• **Set task**
Out of the lines in this data, how many include "favorites"? Give the number and nothing else.

— start of Dataset entries —

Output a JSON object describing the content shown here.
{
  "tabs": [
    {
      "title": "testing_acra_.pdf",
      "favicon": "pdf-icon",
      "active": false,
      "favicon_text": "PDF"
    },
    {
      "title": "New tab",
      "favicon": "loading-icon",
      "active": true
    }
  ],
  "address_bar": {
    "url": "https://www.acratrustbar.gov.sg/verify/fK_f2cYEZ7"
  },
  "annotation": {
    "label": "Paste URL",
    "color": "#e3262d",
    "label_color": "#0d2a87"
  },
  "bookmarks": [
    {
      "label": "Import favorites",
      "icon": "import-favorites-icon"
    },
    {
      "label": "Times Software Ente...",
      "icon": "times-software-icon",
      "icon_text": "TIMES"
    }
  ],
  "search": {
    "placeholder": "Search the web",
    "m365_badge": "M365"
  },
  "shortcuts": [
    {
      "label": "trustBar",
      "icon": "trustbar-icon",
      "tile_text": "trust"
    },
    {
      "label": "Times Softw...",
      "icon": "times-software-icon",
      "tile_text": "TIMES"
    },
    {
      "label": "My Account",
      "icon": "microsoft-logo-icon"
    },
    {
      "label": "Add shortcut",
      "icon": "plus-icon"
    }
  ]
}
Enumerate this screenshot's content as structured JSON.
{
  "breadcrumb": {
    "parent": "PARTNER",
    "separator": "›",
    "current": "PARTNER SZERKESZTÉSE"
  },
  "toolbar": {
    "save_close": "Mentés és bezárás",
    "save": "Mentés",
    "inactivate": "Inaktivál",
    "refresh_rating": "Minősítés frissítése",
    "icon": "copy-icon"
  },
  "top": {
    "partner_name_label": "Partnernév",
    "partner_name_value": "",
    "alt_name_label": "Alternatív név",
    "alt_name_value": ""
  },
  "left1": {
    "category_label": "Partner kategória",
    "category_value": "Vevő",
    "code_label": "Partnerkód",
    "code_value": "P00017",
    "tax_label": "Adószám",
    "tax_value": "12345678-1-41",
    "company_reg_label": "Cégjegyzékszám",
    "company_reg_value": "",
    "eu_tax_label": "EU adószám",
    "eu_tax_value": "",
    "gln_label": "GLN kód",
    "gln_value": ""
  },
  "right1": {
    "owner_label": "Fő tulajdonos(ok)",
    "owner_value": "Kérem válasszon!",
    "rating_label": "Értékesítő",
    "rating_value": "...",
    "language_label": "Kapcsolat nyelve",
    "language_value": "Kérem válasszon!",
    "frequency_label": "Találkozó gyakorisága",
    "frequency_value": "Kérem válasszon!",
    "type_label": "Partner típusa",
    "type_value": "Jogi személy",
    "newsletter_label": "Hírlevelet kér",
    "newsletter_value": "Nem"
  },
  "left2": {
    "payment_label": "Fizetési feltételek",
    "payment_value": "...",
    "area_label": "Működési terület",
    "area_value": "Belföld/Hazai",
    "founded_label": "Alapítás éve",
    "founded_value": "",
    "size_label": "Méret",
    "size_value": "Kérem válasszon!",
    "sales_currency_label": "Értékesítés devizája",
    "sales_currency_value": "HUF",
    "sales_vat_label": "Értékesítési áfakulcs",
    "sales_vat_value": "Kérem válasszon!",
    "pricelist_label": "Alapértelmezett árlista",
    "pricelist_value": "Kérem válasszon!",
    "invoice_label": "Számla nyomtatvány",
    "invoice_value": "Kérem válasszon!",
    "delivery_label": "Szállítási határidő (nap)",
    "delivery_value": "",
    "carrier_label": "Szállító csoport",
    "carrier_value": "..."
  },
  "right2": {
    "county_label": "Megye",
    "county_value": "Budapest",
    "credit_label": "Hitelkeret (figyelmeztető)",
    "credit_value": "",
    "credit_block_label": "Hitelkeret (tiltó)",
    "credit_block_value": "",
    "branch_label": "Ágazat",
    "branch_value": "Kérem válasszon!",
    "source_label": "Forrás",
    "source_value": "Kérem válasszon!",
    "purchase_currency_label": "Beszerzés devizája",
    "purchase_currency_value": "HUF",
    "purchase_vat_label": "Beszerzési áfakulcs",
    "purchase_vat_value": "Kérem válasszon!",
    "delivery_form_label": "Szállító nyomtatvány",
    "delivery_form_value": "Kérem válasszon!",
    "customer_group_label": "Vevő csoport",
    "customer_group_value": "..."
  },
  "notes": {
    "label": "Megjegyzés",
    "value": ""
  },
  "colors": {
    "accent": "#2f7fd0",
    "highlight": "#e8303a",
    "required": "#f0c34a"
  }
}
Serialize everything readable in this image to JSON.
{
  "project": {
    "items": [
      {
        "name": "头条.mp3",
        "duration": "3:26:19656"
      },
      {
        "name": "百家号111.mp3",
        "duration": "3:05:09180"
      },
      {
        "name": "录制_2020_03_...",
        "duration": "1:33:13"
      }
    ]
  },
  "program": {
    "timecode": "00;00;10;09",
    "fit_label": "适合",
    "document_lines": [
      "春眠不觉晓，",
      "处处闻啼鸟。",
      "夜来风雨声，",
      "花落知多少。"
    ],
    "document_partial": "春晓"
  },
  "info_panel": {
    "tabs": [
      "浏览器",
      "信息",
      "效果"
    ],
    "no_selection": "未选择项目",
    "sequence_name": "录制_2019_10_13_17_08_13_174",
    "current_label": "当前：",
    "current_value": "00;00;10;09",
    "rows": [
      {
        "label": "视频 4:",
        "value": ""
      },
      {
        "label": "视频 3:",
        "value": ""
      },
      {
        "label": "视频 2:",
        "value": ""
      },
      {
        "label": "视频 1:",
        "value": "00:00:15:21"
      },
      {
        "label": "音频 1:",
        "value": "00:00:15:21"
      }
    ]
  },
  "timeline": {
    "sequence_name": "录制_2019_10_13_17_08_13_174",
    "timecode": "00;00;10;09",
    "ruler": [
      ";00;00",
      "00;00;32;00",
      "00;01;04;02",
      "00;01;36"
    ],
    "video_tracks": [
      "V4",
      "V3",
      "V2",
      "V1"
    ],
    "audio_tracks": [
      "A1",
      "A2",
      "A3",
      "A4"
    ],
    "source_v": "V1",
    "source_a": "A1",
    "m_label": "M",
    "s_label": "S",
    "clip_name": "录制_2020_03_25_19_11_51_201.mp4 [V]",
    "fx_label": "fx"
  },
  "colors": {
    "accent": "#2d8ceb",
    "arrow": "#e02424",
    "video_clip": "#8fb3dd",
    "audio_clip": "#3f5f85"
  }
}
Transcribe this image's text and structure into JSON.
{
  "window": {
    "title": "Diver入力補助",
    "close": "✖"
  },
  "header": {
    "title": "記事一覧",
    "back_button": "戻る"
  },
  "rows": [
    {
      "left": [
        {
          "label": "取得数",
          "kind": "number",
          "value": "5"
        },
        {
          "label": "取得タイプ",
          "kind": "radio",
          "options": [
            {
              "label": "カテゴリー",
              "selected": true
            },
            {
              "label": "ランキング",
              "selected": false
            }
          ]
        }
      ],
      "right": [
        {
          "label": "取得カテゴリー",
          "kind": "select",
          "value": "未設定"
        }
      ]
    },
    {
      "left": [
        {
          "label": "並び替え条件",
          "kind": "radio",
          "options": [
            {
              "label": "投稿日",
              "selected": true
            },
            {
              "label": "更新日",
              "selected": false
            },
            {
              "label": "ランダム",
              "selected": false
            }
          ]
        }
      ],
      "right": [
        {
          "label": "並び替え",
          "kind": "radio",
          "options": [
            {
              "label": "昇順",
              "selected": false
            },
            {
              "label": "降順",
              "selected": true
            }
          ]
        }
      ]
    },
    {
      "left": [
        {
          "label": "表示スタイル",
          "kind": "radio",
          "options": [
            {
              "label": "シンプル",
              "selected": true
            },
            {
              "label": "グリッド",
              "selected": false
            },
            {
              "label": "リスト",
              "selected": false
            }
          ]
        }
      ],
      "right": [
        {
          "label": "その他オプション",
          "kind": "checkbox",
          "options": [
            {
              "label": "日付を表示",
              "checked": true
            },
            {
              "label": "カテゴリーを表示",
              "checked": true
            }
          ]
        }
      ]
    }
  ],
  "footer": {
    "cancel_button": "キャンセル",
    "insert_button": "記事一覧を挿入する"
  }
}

— end of Dataset entries —

• **Correct output**
2